EXERCISE OBJECTIVE » Find the lines that contain the word "this" and copy each one.

SUPPLIED DATA »

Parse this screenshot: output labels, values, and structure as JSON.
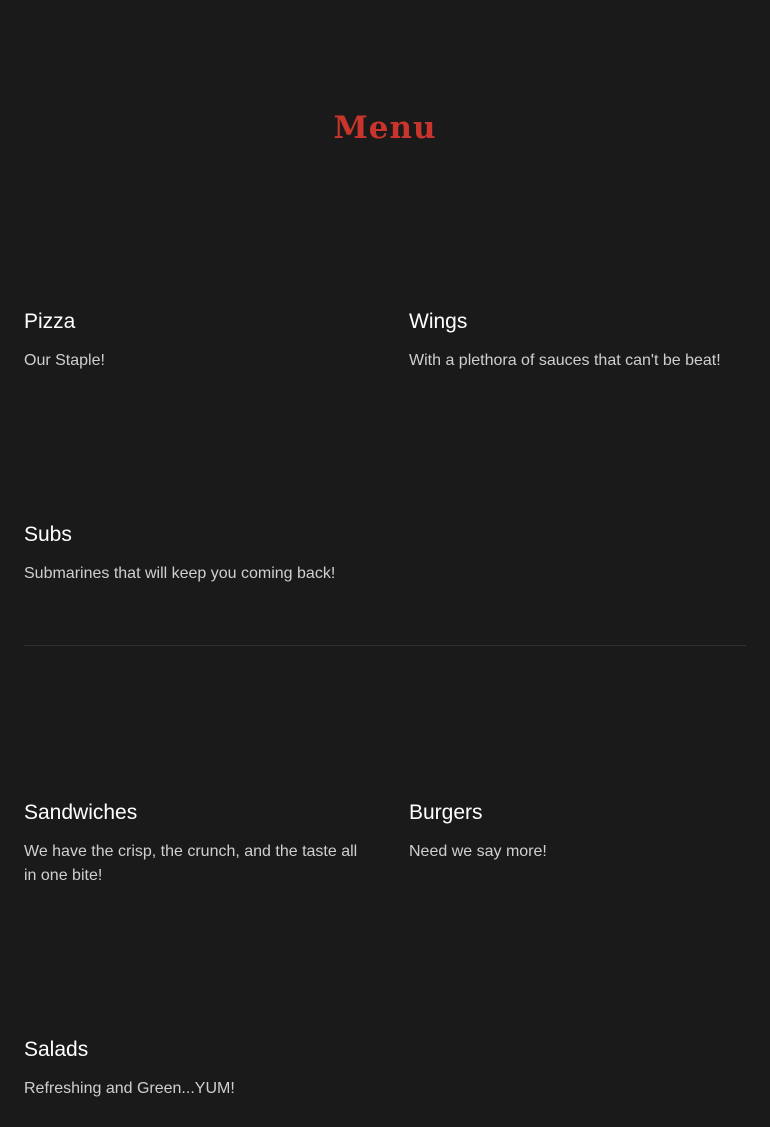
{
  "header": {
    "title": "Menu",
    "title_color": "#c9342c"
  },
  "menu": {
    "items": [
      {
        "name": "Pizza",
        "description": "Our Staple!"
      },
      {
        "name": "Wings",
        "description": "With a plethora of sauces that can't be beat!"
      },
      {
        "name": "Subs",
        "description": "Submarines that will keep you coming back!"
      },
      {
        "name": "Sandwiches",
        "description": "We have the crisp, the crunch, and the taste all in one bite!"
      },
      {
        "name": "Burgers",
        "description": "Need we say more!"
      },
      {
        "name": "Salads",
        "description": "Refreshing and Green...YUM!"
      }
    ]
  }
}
---
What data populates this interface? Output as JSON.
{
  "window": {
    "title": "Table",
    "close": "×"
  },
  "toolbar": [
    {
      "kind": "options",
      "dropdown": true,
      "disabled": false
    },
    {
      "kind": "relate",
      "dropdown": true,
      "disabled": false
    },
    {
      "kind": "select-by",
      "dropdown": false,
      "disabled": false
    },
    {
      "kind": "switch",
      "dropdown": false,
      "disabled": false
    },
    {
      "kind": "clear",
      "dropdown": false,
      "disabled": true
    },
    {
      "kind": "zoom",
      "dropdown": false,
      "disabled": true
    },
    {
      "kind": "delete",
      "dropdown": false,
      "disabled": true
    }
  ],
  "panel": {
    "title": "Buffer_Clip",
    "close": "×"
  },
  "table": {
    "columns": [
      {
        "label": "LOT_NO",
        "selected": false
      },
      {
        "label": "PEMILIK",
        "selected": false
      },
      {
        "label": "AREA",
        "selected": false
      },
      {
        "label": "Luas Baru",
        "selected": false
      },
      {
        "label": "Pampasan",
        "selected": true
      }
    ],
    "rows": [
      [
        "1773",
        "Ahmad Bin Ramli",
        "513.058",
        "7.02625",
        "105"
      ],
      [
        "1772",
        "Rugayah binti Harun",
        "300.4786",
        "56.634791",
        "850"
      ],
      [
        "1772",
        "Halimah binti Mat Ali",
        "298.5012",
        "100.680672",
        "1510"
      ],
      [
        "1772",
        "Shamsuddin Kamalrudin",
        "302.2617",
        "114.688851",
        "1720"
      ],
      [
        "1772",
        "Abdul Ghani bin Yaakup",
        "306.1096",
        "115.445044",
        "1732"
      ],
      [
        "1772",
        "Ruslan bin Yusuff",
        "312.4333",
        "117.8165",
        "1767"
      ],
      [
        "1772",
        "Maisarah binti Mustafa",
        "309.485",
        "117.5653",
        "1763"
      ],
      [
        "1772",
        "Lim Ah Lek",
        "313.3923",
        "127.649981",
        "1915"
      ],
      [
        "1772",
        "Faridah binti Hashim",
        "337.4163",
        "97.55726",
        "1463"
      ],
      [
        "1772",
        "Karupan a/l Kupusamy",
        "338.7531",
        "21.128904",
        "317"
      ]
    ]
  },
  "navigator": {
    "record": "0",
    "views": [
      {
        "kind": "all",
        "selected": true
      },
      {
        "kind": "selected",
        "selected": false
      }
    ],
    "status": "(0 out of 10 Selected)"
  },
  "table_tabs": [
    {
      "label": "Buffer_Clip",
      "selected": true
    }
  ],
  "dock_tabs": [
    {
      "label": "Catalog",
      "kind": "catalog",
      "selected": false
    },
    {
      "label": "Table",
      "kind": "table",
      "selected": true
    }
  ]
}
---
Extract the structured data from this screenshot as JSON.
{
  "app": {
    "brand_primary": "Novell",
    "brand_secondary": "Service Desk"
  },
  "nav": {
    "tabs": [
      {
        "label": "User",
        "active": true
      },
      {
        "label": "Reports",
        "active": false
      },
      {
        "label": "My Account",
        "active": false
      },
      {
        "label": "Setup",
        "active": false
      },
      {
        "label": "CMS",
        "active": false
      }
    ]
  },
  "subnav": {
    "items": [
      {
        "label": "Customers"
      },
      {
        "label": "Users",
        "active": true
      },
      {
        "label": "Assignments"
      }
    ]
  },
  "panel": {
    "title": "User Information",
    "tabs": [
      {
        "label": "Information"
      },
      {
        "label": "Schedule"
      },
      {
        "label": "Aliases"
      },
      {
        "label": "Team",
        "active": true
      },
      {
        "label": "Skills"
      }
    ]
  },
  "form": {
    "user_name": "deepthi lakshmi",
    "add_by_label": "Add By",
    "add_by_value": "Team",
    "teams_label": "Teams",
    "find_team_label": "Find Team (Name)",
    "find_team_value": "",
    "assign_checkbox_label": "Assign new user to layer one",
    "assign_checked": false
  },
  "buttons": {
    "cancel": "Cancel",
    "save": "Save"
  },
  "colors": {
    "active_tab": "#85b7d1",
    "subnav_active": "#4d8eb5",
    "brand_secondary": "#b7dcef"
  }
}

WRITTEN SOLUTION »
Parse this screenshot: output labels, values, and structure as JSON.
What data populates this interface? Output as JSON.
Extract the structured data from this screenshot as JSON.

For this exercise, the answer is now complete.